## Job
Locate each line in the data below that contains the string "输入接口", with case counting, and copy those lines.

[Begin Data section]

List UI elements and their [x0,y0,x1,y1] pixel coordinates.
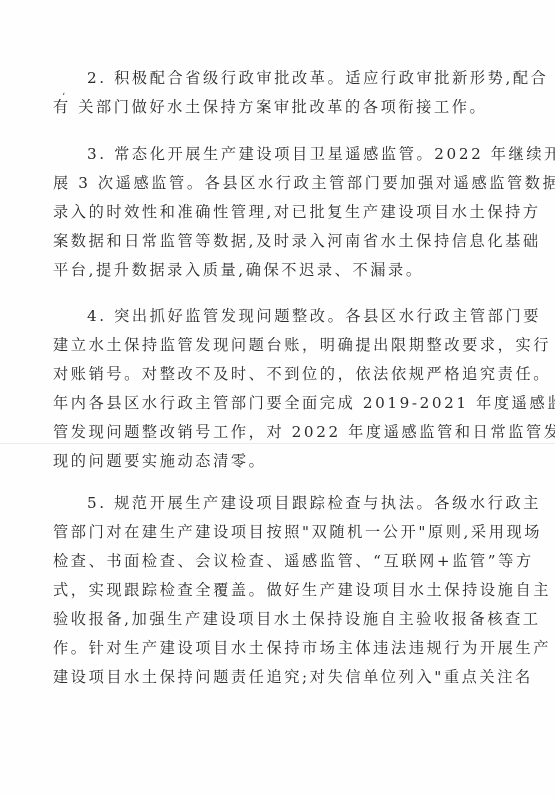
paragraph-line: 管部门对在建生产建设项目按照"双随机一公开"原则,采用现场 [53,518,511,547]
paragraph-line: 现的问题要实施动态清零。 [53,447,511,476]
paragraph-line: 管发现问题整改销号工作，对 2022 年度遥感监管和日常监管发 [53,418,511,447]
paragraph-item-2: 2. 积极配合省级行政审批改革。适应行政审批新形势,配合 有 关部门做好水土保持… [53,64,511,122]
paragraph-line: 展 3 次遥感监管。各县区水行政主管部门要加强对遥感监管数据 [53,169,511,198]
paragraph-line: 年内各县区水行政主管部门要全面完成 2019-2021 年度遥感监 [53,389,511,418]
paragraph-line: 式，实现跟踪检查全覆盖。做好生产建设项目水土保持设施自主 [53,576,511,605]
paragraph-line: 5. 规范开展生产建设项目跟踪检查与执法。各级水行政主 [53,489,511,518]
paragraph-line: 检查、书面检查、会议检查、遥感监管、“互联网+监管”等方 [53,547,511,576]
paragraph-line: 对账销号。对整改不及时、不到位的，依法依规严格追究责任。 [53,360,511,389]
paragraph-line: 作。针对生产建设项目水土保持市场主体违法违规行为开展生产 [53,634,511,663]
paragraph-item-3: 3. 常态化开展生产建设项目卫星遥感监管。2022 年继续开 展 3 次遥感监管… [53,140,511,285]
paragraph-line: 录入的时效性和准确性管理,对已批复生产建设项目水土保持方 [53,198,511,227]
paragraph-line: 建设项目水土保持问题责任追究;对失信单位列入"重点关注名 [53,663,511,692]
paragraph-item-5: 5. 规范开展生产建设项目跟踪检查与执法。各级水行政主 管部门对在建生产建设项目… [53,489,511,692]
paragraph-line: 有 关部门做好水土保持方案审批改革的各项衔接工作。 [53,93,511,122]
paragraph-line: 4. 突出抓好监管发现问题整改。各县区水行政主管部门要 [53,302,511,331]
document-page: ، 2. 积极配合省级行政审批改革。适应行政审批新形势,配合 有 关部门做好水土… [0,0,555,797]
paragraph-line: 3. 常态化开展生产建设项目卫星遥感监管。2022 年继续开 [53,140,511,169]
paragraph-line: 平台,提升数据录入质量,确保不迟录、不漏录。 [53,256,511,285]
paragraph-line: 验收报备,加强生产建设项目水土保持设施自主验收报备核查工 [53,605,511,634]
paragraph-line: 2. 积极配合省级行政审批改革。适应行政审批新形势,配合 [53,64,511,93]
paragraph-line: 案数据和日常监管等数据,及时录入河南省水土保持信息化基础 [53,227,511,256]
paragraph-item-4: 4. 突出抓好监管发现问题整改。各县区水行政主管部门要 建立水土保持监管发现问题… [53,302,511,476]
paragraph-line: 建立水土保持监管发现问题台账，明确提出限期整改要求，实行 [53,331,511,360]
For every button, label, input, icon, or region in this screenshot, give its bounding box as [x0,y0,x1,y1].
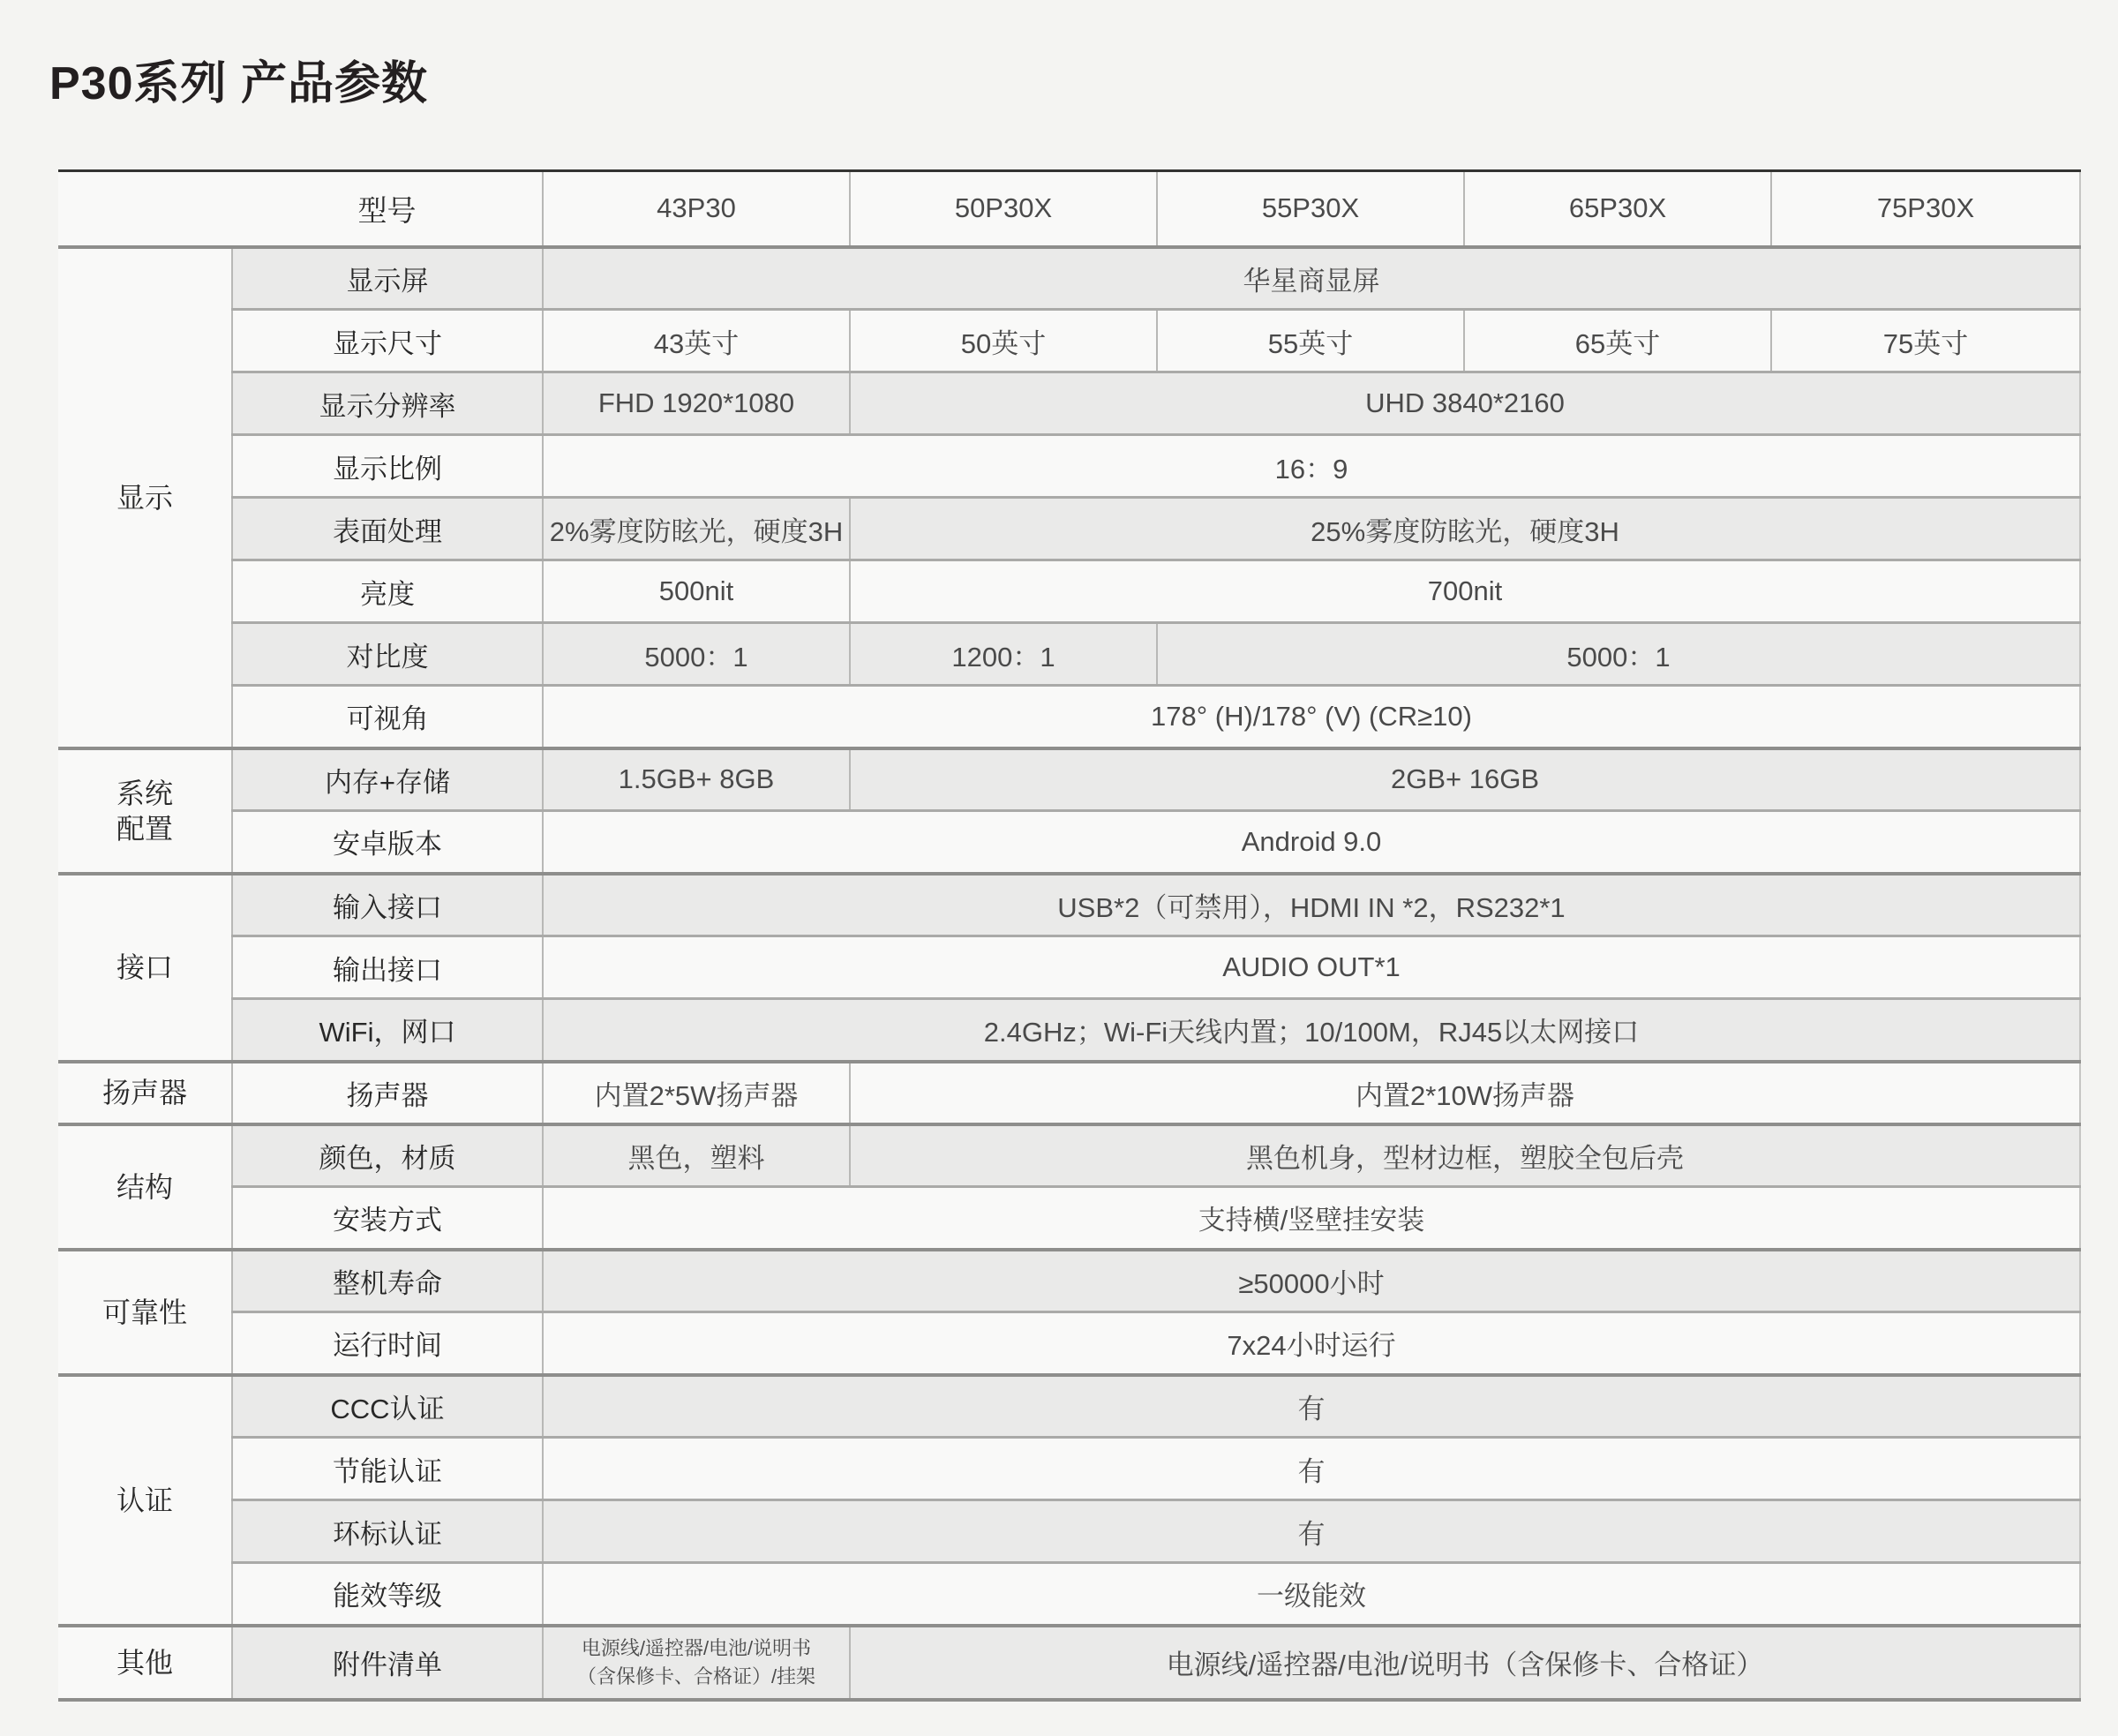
value-cell: AUDIO OUT*1 [543,936,2080,999]
column-header-model-55p30x: 55P30X [1157,171,1464,247]
value-cell: 2.4GHz；Wi-Fi天线内置；10/100M，RJ45以太网接口 [543,999,2080,1062]
row-label: CCC认证 [232,1375,543,1438]
value-cell: 700nit [850,560,2080,623]
value-cell: 50英寸 [850,310,1157,372]
table-row: 运行时间 7x24小时运行 [58,1312,2080,1375]
row-label: 环标认证 [232,1500,543,1563]
value-cell: USB*2（可禁用），HDMI IN *2，RS232*1 [543,874,2080,936]
spec-table: 型号 43P30 50P30X 55P30X 65P30X 75P30X 显示 … [58,169,2081,1702]
table-row: 扬声器 扬声器 内置2*5W扬声器 内置2*10W扬声器 [58,1062,2080,1124]
table-row: 亮度 500nit 700nit [58,560,2080,623]
category-cell-speaker: 扬声器 [58,1062,232,1124]
table-row: 表面处理 2%雾度防眩光，硬度3H 25%雾度防眩光，硬度3H [58,498,2080,560]
row-label: 显示尺寸 [232,310,543,372]
table-row: 安卓版本 Android 9.0 [58,811,2080,874]
value-cell: Android 9.0 [543,811,2080,874]
table-row: 系统 配置 内存+存储 1.5GB+ 8GB 2GB+ 16GB [58,748,2080,811]
column-header-model-75p30x: 75P30X [1771,171,2080,247]
table-row: 显示分辨率 FHD 1920*1080 UHD 3840*2160 [58,372,2080,435]
value-cell: 7x24小时运行 [543,1312,2080,1375]
row-label: 运行时间 [232,1312,543,1375]
value-cell: 65英寸 [1464,310,1771,372]
value-cell: 有 [543,1438,2080,1500]
value-cell: 5000：1 [1157,623,2080,686]
category-cell-display: 显示 [58,247,232,748]
value-cell: ≥50000小时 [543,1250,2080,1312]
value-cell: 75英寸 [1771,310,2080,372]
table-row: 显示 显示屏 华星商显屏 [58,247,2080,310]
value-cell: 5000：1 [543,623,850,686]
category-cell-certification: 认证 [58,1375,232,1626]
table-row: 其他 附件清单 电源线/遥控器/电池/说明书 （含保修卡、合格证）/挂架 电源线… [58,1626,2080,1700]
column-header-model-50p30x: 50P30X [850,171,1157,247]
table-row: 节能认证 有 [58,1438,2080,1500]
row-label: 输入接口 [232,874,543,936]
value-cell: FHD 1920*1080 [543,372,850,435]
page: { "page": { "title": "P30系列 产品参数" }, "ta… [0,0,2118,1736]
row-label: 表面处理 [232,498,543,560]
value-cell: 电源线/遥控器/电池/说明书 （含保修卡、合格证）/挂架 [543,1626,850,1700]
category-cell-other: 其他 [58,1626,232,1700]
row-label: 颜色，材质 [232,1124,543,1187]
table-row: 结构 颜色，材质 黑色，塑料 黑色机身，型材边框，塑胶全包后壳 [58,1124,2080,1187]
model-row-label: 型号 [232,171,543,247]
category-cell-structure: 结构 [58,1124,232,1250]
row-label: 能效等级 [232,1563,543,1626]
value-cell: 支持横/竖壁挂安装 [543,1187,2080,1250]
column-header-model-43p30: 43P30 [543,171,850,247]
table-header-row: 型号 43P30 50P30X 55P30X 65P30X 75P30X [58,171,2080,247]
value-cell: 有 [543,1375,2080,1438]
table-row: WiFi，网口 2.4GHz；Wi-Fi天线内置；10/100M，RJ45以太网… [58,999,2080,1062]
row-label: 节能认证 [232,1438,543,1500]
row-label: 扬声器 [232,1062,543,1124]
row-label: 显示屏 [232,247,543,310]
row-label: 输出接口 [232,936,543,999]
value-cell: 1.5GB+ 8GB [543,748,850,811]
table-row: 输出接口 AUDIO OUT*1 [58,936,2080,999]
category-cell-ports: 接口 [58,874,232,1062]
row-label: 对比度 [232,623,543,686]
table-row: 可视角 178° (H)/178° (V) (CR≥10) [58,686,2080,748]
value-cell: 一级能效 [543,1563,2080,1626]
table-row: 对比度 5000：1 1200：1 5000：1 [58,623,2080,686]
row-label: 显示分辨率 [232,372,543,435]
table-row: 显示比例 16：9 [58,435,2080,498]
value-cell: 25%雾度防眩光，硬度3H [850,498,2080,560]
value-cell: 黑色机身，型材边框，塑胶全包后壳 [850,1124,2080,1187]
row-label: 安卓版本 [232,811,543,874]
column-header-model-65p30x: 65P30X [1464,171,1771,247]
category-cell-system: 系统 配置 [58,748,232,874]
row-label: 显示比例 [232,435,543,498]
table-row: 可靠性 整机寿命 ≥50000小时 [58,1250,2080,1312]
corner-cell [58,171,232,247]
value-cell: UHD 3840*2160 [850,372,2080,435]
value-cell: 43英寸 [543,310,850,372]
row-label: WiFi，网口 [232,999,543,1062]
row-label: 整机寿命 [232,1250,543,1312]
table-row: 安装方式 支持横/竖壁挂安装 [58,1187,2080,1250]
row-label: 安装方式 [232,1187,543,1250]
value-cell: 内置2*5W扬声器 [543,1062,850,1124]
value-cell: 内置2*10W扬声器 [850,1062,2080,1124]
value-cell: 1200：1 [850,623,1157,686]
table-row: 显示尺寸 43英寸 50英寸 55英寸 65英寸 75英寸 [58,310,2080,372]
value-cell: 55英寸 [1157,310,1464,372]
value-cell: 电源线/遥控器/电池/说明书（含保修卡、合格证） [850,1626,2080,1700]
row-label: 内存+存储 [232,748,543,811]
value-cell: 2%雾度防眩光，硬度3H [543,498,850,560]
value-cell: 16：9 [543,435,2080,498]
row-label: 附件清单 [232,1626,543,1700]
value-cell: 500nit [543,560,850,623]
table-row: 认证 CCC认证 有 [58,1375,2080,1438]
value-cell: 178° (H)/178° (V) (CR≥10) [543,686,2080,748]
value-cell: 华星商显屏 [543,247,2080,310]
page-title: P30系列 产品参数 [49,46,428,112]
row-label: 可视角 [232,686,543,748]
value-cell: 2GB+ 16GB [850,748,2080,811]
row-label: 亮度 [232,560,543,623]
table-row: 环标认证 有 [58,1500,2080,1563]
value-cell: 黑色，塑料 [543,1124,850,1187]
value-cell: 有 [543,1500,2080,1563]
category-cell-reliability: 可靠性 [58,1250,232,1375]
table-row: 能效等级 一级能效 [58,1563,2080,1626]
table-row: 接口 输入接口 USB*2（可禁用），HDMI IN *2，RS232*1 [58,874,2080,936]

[End Data section]

## Solution for this exercise
row-label: 输入接口 [232,874,543,936]
table-row: 接口 输入接口 USB*2（可禁用），HDMI IN *2，RS232*1 [58,874,2080,936]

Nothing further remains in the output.